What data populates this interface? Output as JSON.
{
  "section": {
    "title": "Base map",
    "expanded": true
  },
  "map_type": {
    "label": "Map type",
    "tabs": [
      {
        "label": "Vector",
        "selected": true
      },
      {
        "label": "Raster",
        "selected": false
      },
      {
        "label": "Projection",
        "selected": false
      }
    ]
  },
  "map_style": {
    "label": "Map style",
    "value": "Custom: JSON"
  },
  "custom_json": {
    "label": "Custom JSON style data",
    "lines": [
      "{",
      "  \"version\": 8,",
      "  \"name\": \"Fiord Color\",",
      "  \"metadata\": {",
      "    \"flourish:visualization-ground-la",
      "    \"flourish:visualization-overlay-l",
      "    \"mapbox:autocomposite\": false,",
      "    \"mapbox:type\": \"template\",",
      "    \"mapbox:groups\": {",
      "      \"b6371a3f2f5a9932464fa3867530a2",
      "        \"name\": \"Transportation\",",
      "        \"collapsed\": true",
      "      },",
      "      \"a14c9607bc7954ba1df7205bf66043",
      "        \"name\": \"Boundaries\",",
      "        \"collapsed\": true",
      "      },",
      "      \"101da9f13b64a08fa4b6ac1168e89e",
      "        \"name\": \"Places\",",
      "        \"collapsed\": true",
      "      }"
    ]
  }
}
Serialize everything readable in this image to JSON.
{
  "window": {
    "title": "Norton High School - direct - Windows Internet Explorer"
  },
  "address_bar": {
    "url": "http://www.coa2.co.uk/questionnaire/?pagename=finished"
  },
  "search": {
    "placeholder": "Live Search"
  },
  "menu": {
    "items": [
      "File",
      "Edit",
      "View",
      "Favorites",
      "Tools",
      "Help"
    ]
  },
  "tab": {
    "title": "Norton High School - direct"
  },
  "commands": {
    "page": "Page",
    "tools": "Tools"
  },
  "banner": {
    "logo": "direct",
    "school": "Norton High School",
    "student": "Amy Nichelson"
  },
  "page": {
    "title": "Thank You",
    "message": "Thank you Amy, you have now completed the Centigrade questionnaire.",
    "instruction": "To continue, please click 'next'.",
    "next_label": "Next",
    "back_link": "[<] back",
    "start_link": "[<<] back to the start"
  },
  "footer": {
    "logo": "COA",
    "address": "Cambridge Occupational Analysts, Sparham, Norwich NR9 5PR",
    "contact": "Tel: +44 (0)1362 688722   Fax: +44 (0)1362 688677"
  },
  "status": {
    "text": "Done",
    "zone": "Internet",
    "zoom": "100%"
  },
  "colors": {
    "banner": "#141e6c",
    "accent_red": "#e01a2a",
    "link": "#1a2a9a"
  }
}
++++++++
**Given problem:**
Print every entry exactly as it appears.

**Task solution:**
What data populates this interface? Output as JSON.
{
  "section": {
    "title": "Base map",
    "expanded": true
  },
  "map_type": {
    "label": "Map type",
    "tabs": [
      {
        "label": "Vector",
        "selected": true
      },
      {
        "label": "Raster",
        "selected": false
      },
      {
        "label": "Projection",
        "selected": false
      }
    ]
  },
  "map_style": {
    "label": "Map style",
    "value": "Custom: JSON"
  },
  "custom_json": {
    "label": "Custom JSON style data",
    "lines": [
      "{",
      "  \"version\": 8,",
      "  \"name\": \"Fiord Color\",",
      "  \"metadata\": {",
      "    \"flourish:visualization-ground-la",
      "    \"flourish:visualization-overlay-l",
      "    \"mapbox:autocomposite\": false,",
      "    \"mapbox:type\": \"template\",",
      "    \"mapbox:groups\": {",
      "      \"b6371a3f2f5a9932464fa3867530a2",
      "        \"name\": \"Transportation\",",
      "        \"collapsed\": true",
      "      },",
      "      \"a14c9607bc7954ba1df7205bf66043",
      "        \"name\": \"Boundaries\",",
      "        \"collapsed\": true",
      "      },",
      "      \"101da9f13b64a08fa4b6ac1168e89e",
      "        \"name\": \"Places\",",
      "        \"collapsed\": true",
      "      }"
    ]
  }
}
Serialize everything readable in this image to JSON.
{
  "window": {
    "title": "Norton High School - direct - Windows Internet Explorer"
  },
  "address_bar": {
    "url": "http://www.coa2.co.uk/questionnaire/?pagename=finished"
  },
  "search": {
    "placeholder": "Live Search"
  },
  "menu": {
    "items": [
      "File",
      "Edit",
      "View",
      "Favorites",
      "Tools",
      "Help"
    ]
  },
  "tab": {
    "title": "Norton High School - direct"
  },
  "commands": {
    "page": "Page",
    "tools": "Tools"
  },
  "banner": {
    "logo": "direct",
    "school": "Norton High School",
    "student": "Amy Nichelson"
  },
  "page": {
    "title": "Thank You",
    "message": "Thank you Amy, you have now completed the Centigrade questionnaire.",
    "instruction": "To continue, please click 'next'.",
    "next_label": "Next",
    "back_link": "[<] back",
    "start_link": "[<<] back to the start"
  },
  "footer": {
    "logo": "COA",
    "address": "Cambridge Occupational Analysts, Sparham, Norwich NR9 5PR",
    "contact": "Tel: +44 (0)1362 688722   Fax: +44 (0)1362 688677"
  },
  "status": {
    "text": "Done",
    "zone": "Internet",
    "zoom": "100%"
  },
  "colors": {
    "banner": "#141e6c",
    "accent_red": "#e01a2a",
    "link": "#1a2a9a"
  }
}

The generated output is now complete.